*Stated problem*. Report all lines from the entries below in which "kerja" appears.

==== Records provided ====

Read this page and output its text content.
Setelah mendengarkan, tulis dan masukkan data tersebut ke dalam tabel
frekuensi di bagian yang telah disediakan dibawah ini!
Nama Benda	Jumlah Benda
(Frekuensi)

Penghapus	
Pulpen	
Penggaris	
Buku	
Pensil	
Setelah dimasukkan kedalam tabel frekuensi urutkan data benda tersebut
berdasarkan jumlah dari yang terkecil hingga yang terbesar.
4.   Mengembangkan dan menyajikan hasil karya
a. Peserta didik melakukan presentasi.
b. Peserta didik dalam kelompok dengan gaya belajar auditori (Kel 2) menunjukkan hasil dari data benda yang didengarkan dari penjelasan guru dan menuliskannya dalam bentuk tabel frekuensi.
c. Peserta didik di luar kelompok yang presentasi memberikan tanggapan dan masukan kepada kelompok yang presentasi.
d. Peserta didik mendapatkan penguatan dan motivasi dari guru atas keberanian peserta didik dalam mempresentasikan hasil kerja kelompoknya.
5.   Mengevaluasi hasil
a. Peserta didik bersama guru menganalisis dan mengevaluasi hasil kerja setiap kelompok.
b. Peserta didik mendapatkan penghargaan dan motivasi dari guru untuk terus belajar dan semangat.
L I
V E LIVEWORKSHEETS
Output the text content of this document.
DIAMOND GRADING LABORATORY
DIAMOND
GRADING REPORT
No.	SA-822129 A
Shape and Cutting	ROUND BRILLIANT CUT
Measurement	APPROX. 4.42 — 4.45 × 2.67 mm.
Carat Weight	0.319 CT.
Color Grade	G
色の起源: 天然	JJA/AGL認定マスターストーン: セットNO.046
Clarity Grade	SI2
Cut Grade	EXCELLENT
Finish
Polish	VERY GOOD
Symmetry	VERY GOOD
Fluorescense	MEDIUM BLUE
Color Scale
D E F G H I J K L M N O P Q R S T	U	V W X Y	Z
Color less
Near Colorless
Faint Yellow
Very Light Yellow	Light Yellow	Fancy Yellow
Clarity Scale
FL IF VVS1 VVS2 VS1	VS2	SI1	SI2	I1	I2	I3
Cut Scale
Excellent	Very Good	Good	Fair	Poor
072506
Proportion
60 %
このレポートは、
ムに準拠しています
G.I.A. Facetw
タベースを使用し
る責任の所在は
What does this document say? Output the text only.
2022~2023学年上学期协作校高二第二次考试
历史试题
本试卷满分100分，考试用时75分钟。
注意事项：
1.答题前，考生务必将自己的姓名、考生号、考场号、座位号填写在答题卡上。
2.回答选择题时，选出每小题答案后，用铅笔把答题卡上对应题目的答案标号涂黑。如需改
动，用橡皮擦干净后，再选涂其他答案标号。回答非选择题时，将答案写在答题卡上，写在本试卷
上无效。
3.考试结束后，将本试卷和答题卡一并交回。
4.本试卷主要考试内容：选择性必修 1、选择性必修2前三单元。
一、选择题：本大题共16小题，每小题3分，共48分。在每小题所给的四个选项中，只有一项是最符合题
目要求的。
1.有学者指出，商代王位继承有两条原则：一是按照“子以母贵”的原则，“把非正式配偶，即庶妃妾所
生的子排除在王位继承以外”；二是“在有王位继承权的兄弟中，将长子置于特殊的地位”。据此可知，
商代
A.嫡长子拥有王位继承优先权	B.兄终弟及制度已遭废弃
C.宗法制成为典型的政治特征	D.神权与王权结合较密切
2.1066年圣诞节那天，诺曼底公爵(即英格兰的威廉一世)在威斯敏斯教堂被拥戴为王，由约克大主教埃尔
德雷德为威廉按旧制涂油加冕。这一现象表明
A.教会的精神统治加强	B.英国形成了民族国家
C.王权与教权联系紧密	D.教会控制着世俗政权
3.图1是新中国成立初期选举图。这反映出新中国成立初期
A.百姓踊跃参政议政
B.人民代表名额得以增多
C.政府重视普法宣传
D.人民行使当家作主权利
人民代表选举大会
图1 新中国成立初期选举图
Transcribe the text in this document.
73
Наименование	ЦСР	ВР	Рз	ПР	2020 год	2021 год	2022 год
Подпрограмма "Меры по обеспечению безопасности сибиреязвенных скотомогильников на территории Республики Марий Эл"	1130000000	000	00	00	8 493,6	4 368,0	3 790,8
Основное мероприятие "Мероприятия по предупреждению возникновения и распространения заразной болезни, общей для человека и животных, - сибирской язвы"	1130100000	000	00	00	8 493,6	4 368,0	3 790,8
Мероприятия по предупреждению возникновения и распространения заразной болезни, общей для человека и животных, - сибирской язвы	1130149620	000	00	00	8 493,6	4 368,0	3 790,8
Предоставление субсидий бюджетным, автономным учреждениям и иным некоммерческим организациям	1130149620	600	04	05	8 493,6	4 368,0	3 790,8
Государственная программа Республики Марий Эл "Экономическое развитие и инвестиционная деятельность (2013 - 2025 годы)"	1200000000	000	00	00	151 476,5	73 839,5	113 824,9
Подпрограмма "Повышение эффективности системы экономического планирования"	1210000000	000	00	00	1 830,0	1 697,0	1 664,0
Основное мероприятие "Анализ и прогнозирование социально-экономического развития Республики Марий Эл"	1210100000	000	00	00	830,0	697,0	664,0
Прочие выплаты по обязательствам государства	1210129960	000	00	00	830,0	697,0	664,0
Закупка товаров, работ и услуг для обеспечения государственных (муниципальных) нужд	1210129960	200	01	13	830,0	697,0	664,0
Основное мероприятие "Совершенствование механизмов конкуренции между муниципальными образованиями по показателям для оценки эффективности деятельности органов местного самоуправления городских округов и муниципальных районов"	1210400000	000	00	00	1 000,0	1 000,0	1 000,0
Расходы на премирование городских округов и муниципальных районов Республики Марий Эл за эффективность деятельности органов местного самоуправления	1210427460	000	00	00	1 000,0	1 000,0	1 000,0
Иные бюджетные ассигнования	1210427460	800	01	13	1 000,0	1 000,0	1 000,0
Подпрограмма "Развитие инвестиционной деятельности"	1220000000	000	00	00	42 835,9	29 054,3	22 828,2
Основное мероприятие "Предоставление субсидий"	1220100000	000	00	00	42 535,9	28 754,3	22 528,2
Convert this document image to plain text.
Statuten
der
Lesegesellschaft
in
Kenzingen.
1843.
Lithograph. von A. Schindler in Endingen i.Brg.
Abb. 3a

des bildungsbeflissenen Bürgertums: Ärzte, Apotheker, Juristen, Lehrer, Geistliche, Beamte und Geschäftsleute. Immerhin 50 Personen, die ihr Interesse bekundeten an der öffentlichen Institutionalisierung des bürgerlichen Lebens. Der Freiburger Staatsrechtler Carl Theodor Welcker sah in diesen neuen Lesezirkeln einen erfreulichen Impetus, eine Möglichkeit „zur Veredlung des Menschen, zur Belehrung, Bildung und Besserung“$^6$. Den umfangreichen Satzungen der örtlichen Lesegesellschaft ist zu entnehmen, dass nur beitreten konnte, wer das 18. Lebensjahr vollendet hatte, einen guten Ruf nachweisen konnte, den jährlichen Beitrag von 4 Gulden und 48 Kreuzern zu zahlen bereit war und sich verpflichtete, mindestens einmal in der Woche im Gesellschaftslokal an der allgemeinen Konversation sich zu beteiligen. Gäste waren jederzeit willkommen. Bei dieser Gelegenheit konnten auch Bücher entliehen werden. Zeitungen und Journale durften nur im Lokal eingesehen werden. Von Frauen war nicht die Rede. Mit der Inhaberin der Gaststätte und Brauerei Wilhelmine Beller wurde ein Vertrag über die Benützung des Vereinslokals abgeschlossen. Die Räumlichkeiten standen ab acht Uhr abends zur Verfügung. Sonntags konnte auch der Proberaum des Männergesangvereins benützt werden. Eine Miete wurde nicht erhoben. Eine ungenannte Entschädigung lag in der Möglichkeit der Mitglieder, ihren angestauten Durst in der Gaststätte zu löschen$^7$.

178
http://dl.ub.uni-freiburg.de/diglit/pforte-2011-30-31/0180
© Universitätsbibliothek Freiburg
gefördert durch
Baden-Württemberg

====

*Solution to the problem*.
d. Peserta didik mendapatkan penguatan dan motivasi dari guru atas keberanian peserta didik dalam mempresentasikan hasil kerja kelompoknya.
a. Peserta didik bersama guru menganalisis dan mengevaluasi hasil kerja setiap kelompok.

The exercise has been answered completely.